▸ **Collected data**:
:::

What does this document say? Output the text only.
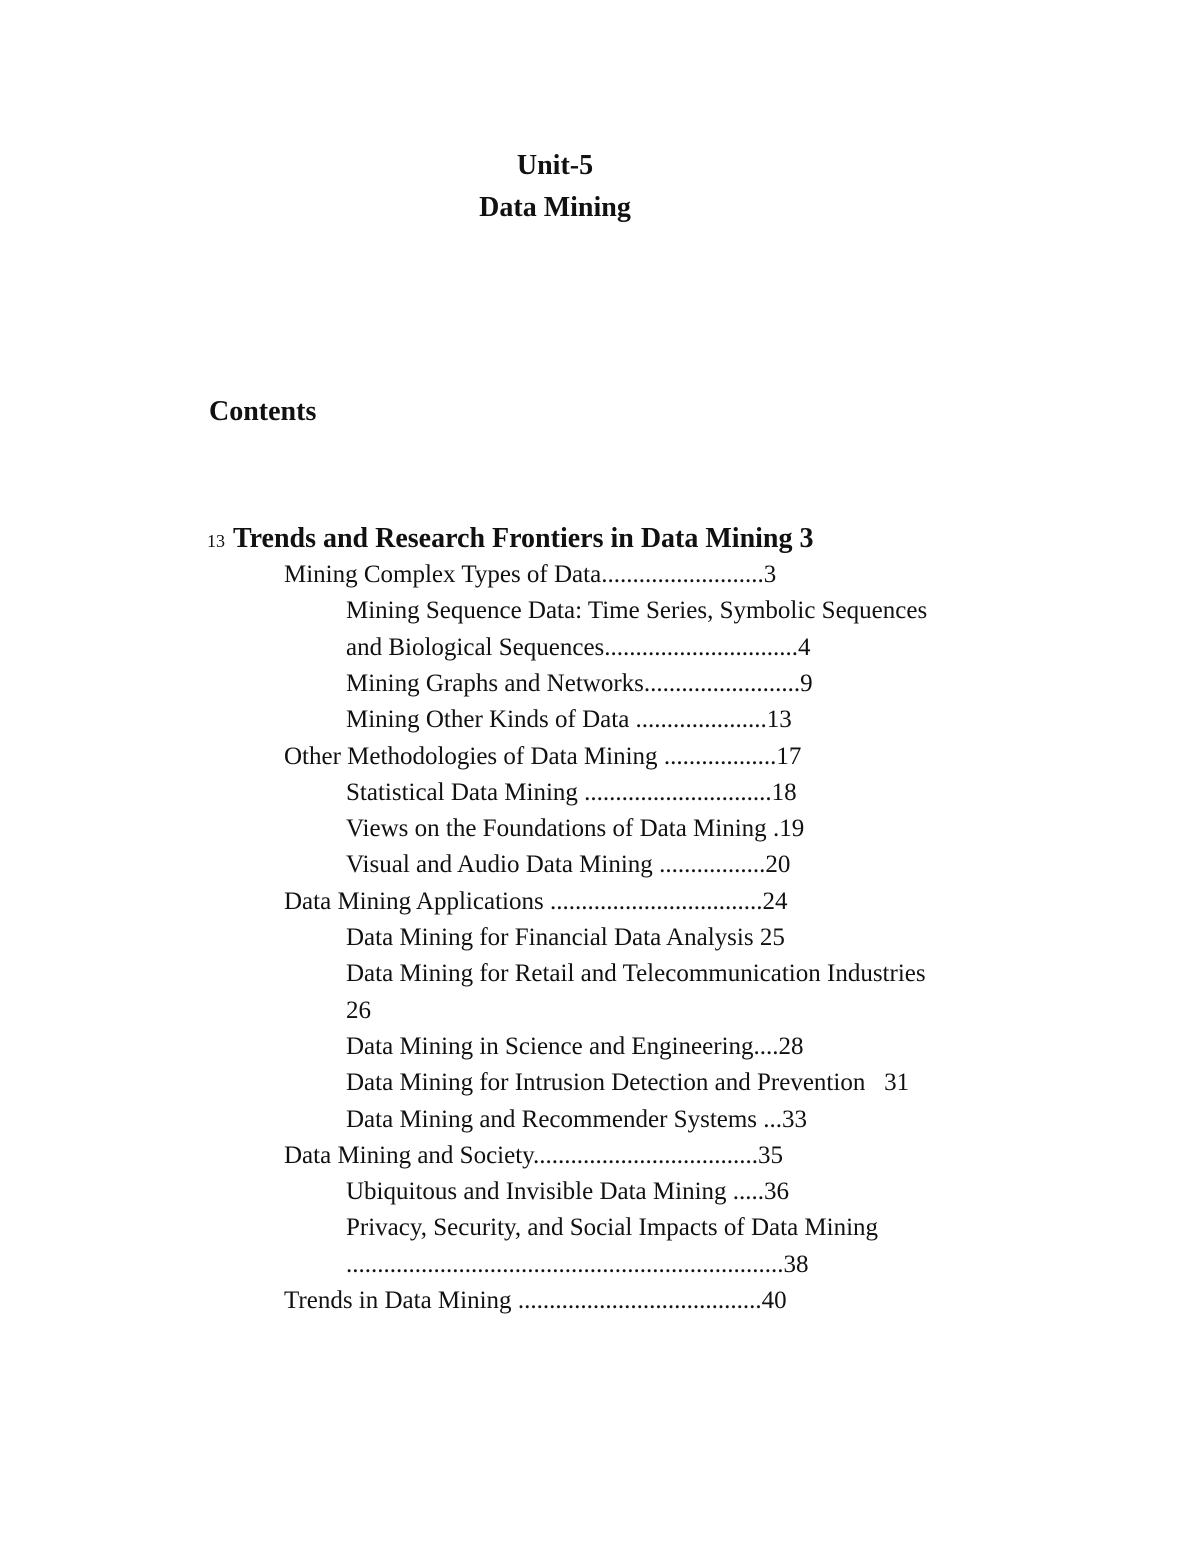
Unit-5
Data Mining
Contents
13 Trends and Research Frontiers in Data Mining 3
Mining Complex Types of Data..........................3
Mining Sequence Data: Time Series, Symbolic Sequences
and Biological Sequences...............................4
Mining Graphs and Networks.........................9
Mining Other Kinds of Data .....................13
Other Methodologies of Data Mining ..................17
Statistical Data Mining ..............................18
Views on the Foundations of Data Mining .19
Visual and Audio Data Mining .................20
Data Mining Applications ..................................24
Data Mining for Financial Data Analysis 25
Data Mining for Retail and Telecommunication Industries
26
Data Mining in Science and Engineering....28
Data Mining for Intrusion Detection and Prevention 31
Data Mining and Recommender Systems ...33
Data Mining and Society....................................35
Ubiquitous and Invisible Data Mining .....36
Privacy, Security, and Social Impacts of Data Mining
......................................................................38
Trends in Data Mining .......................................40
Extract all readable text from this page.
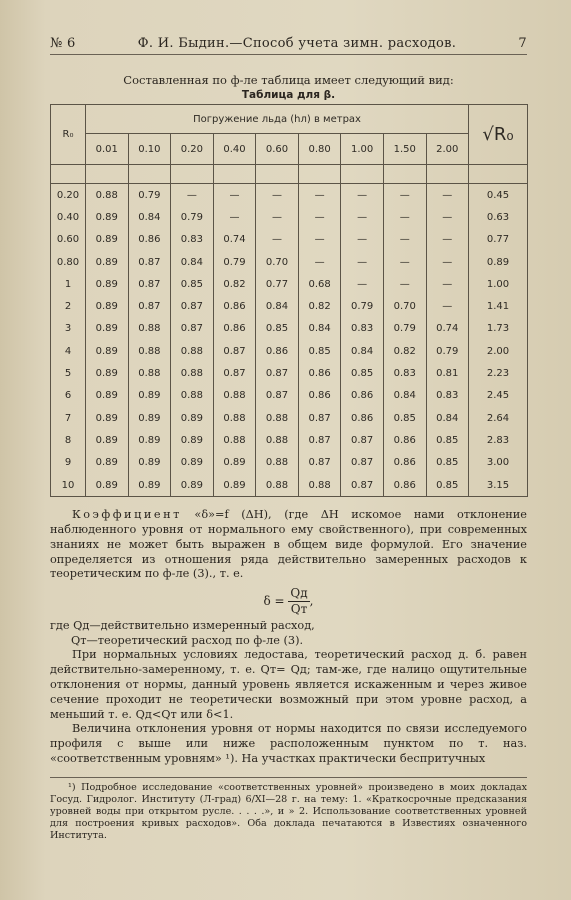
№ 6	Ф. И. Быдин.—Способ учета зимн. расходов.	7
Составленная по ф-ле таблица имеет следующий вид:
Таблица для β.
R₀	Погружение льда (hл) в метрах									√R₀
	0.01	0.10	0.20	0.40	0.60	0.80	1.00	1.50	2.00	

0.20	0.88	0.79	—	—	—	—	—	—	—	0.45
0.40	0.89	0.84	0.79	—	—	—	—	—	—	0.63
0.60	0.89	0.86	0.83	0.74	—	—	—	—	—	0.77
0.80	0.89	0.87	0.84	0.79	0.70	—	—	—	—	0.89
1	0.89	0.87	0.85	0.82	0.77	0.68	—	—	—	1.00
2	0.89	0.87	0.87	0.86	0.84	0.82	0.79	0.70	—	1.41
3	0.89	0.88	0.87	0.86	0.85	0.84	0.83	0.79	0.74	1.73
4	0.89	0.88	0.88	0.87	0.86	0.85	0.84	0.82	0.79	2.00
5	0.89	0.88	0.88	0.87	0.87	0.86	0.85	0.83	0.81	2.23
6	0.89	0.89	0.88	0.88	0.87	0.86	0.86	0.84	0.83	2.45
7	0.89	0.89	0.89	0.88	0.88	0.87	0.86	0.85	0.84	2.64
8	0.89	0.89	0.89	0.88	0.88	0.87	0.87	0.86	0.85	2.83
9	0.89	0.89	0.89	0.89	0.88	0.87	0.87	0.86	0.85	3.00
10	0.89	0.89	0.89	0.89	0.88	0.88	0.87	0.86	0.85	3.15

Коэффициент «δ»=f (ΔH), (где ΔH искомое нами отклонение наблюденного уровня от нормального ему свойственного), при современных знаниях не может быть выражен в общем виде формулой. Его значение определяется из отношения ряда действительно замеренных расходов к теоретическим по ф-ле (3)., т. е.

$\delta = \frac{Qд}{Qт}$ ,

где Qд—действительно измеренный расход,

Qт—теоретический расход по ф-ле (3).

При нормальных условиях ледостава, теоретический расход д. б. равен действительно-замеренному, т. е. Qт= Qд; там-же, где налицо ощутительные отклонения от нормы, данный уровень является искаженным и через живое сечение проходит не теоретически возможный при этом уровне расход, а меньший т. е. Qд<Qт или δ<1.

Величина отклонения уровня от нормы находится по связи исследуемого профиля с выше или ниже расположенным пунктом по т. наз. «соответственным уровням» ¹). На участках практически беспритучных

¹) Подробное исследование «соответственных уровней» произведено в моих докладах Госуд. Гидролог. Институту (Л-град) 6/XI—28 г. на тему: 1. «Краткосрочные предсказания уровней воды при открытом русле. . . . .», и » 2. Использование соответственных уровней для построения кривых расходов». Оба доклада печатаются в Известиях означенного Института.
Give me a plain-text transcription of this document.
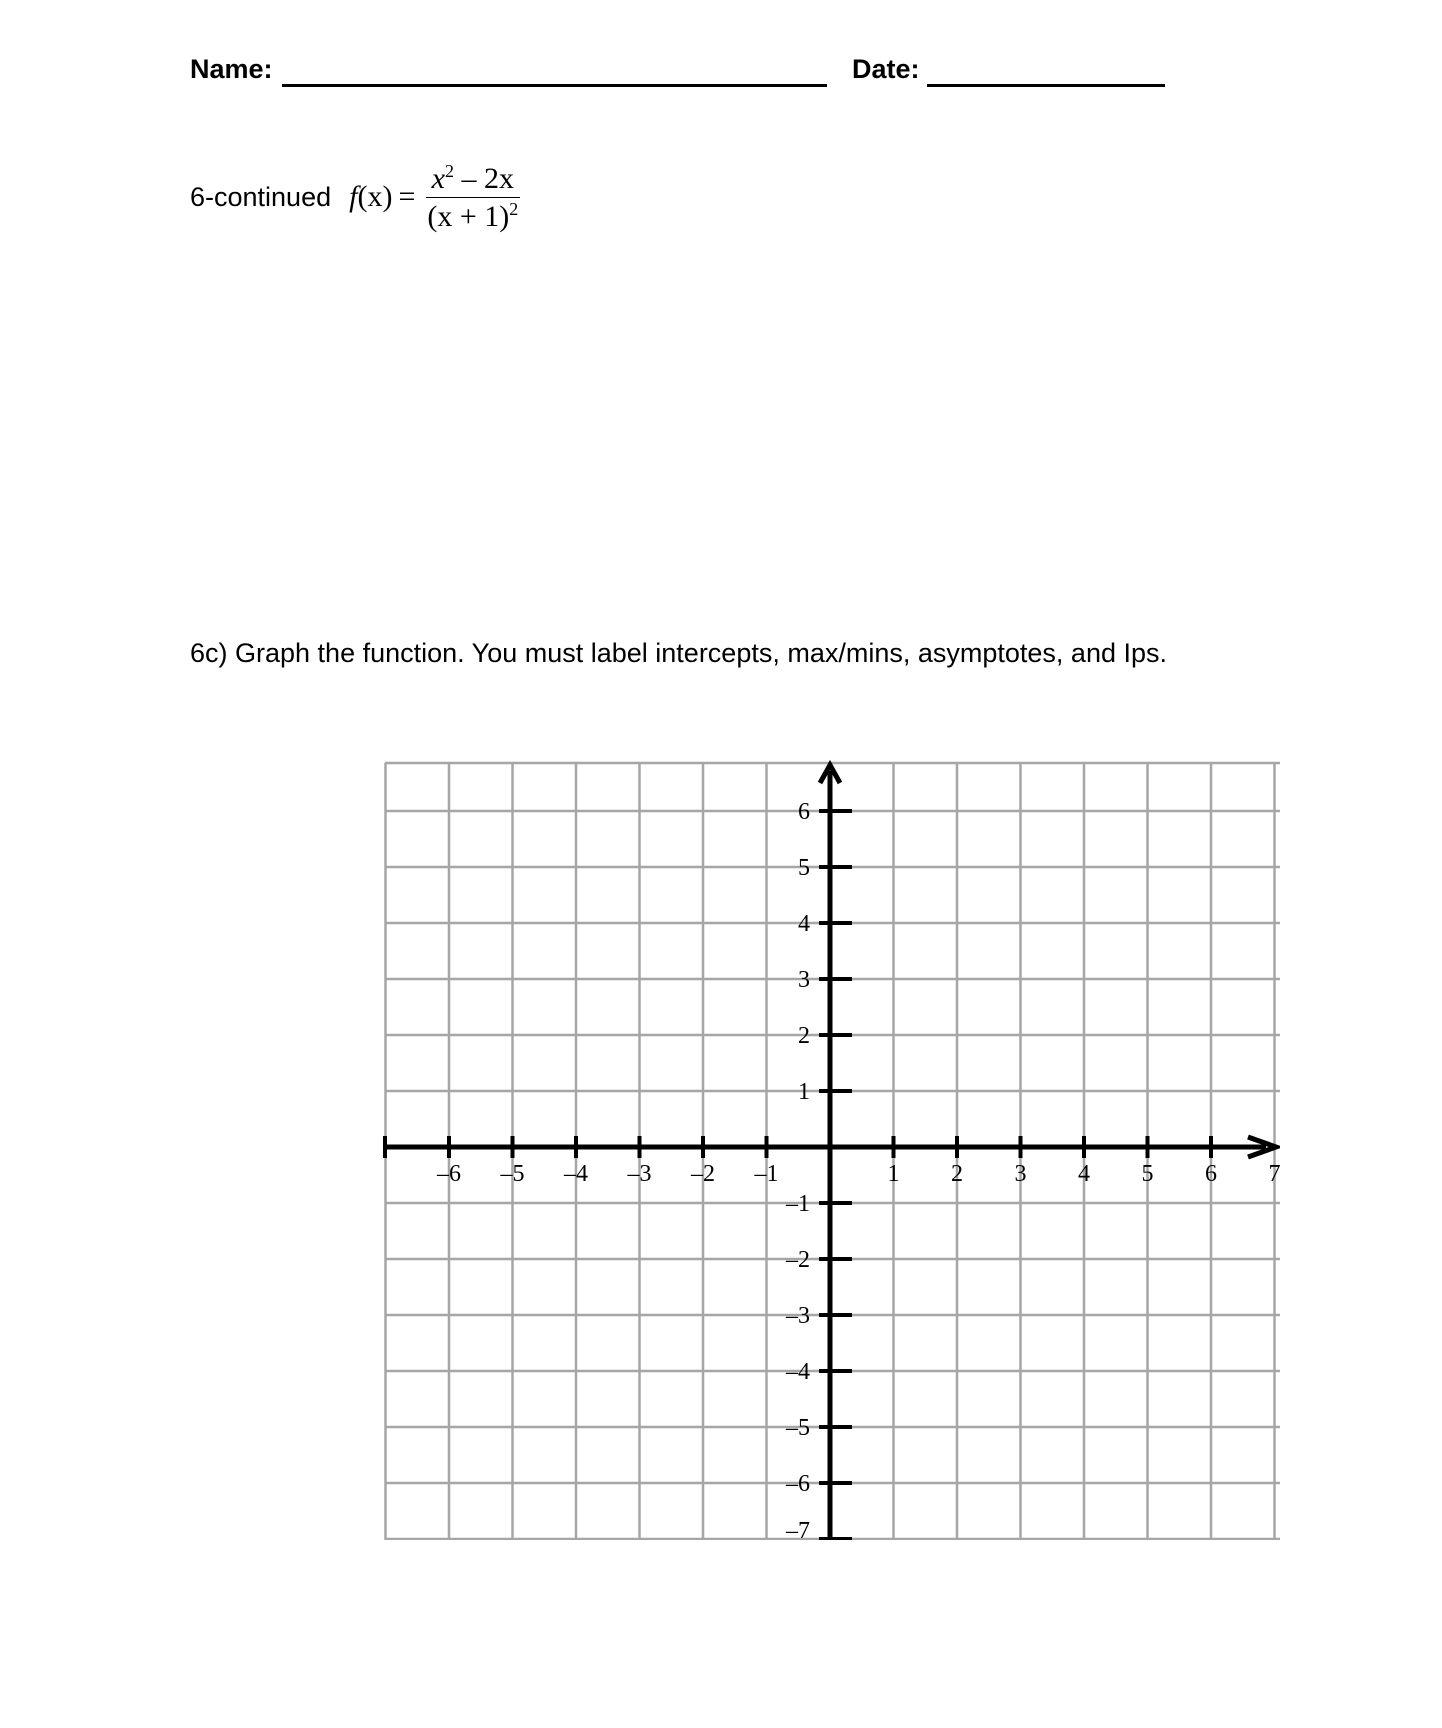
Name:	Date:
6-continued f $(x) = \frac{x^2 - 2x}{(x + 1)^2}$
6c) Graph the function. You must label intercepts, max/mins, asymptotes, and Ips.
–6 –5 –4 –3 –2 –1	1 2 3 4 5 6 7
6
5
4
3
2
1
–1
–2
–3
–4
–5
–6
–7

:::

▸ **The exercise**: Your task is an exact transcription of all the data, minus the pictures.

▸ **Worked solution**:
What does this document say? Output the text only.
Unit-5
Data Mining
Contents
13 Trends and Research Frontiers in Data Mining 3
Mining Complex Types of Data..........................3
Mining Sequence Data: Time Series, Symbolic Sequences
and Biological Sequences...............................4
Mining Graphs and Networks.........................9
Mining Other Kinds of Data .....................13
Other Methodologies of Data Mining ..................17
Statistical Data Mining ..............................18
Views on the Foundations of Data Mining .19
Visual and Audio Data Mining .................20
Data Mining Applications ..................................24
Data Mining for Financial Data Analysis 25
Data Mining for Retail and Telecommunication Industries
26
Data Mining in Science and Engineering....28
Data Mining for Intrusion Detection and Prevention 31
Data Mining and Recommender Systems ...33
Data Mining and Society....................................35
Ubiquitous and Invisible Data Mining .....36
Privacy, Security, and Social Impacts of Data Mining
......................................................................38
Trends in Data Mining .......................................40
Extract all readable text from this page.
№ 6	Ф. И. Быдин.—Способ учета зимн. расходов.	7
Составленная по ф-ле таблица имеет следующий вид:
Таблица для β.
R₀	Погружение льда (hл) в метрах									√R₀
	0.01	0.10	0.20	0.40	0.60	0.80	1.00	1.50	2.00	

0.20	0.88	0.79	—	—	—	—	—	—	—	0.45
0.40	0.89	0.84	0.79	—	—	—	—	—	—	0.63
0.60	0.89	0.86	0.83	0.74	—	—	—	—	—	0.77
0.80	0.89	0.87	0.84	0.79	0.70	—	—	—	—	0.89
1	0.89	0.87	0.85	0.82	0.77	0.68	—	—	—	1.00
2	0.89	0.87	0.87	0.86	0.84	0.82	0.79	0.70	—	1.41
3	0.89	0.88	0.87	0.86	0.85	0.84	0.83	0.79	0.74	1.73
4	0.89	0.88	0.88	0.87	0.86	0.85	0.84	0.82	0.79	2.00
5	0.89	0.88	0.88	0.87	0.87	0.86	0.85	0.83	0.81	2.23
6	0.89	0.89	0.88	0.88	0.87	0.86	0.86	0.84	0.83	2.45
7	0.89	0.89	0.89	0.88	0.88	0.87	0.86	0.85	0.84	2.64
8	0.89	0.89	0.89	0.88	0.88	0.87	0.87	0.86	0.85	2.83
9	0.89	0.89	0.89	0.89	0.88	0.87	0.87	0.86	0.85	3.00
10	0.89	0.89	0.89	0.89	0.88	0.88	0.87	0.86	0.85	3.15

Коэффициент «δ»=f (ΔH), (где ΔH искомое нами отклонение наблюденного уровня от нормального ему свойственного), при современных знаниях не может быть выражен в общем виде формулой. Его значение определяется из отношения ряда действительно замеренных расходов к теоретическим по ф-ле (3)., т. е.

$\delta = \frac{Qд}{Qт}$ ,

где Qд—действительно измеренный расход,

Qт—теоретический расход по ф-ле (3).

При нормальных условиях ледостава, теоретический расход д. б. равен действительно-замеренному, т. е. Qт= Qд; там-же, где налицо ощутительные отклонения от нормы, данный уровень является искаженным и через живое сечение проходит не теоретически возможный при этом уровне расход, а меньший т. е. Qд<Qт или δ<1.

Величина отклонения уровня от нормы находится по связи исследуемого профиля с выше или ниже расположенным пунктом по т. наз. «соответственным уровням» ¹). На участках практически беспритучных

¹) Подробное исследование «соответственных уровней» произведено в моих докладах Госуд. Гидролог. Институту (Л-град) 6/XI—28 г. на тему: 1. «Краткосрочные предсказания уровней воды при открытом русле. . . . .», и » 2. Использование соответственных уровней для построения кривых расходов». Оба доклада печатаются в Известиях означенного Института.
Give me a plain-text transcription of this document.
Name:	Date:
6-continued f $(x) = \frac{x^2 - 2x}{(x + 1)^2}$
6c) Graph the function. You must label intercepts, max/mins, asymptotes, and Ips.
–6 –5 –4 –3 –2 –1	1 2 3 4 5 6 7
6
5
4
3
2
1
–1
–2
–3
–4
–5
–6
–7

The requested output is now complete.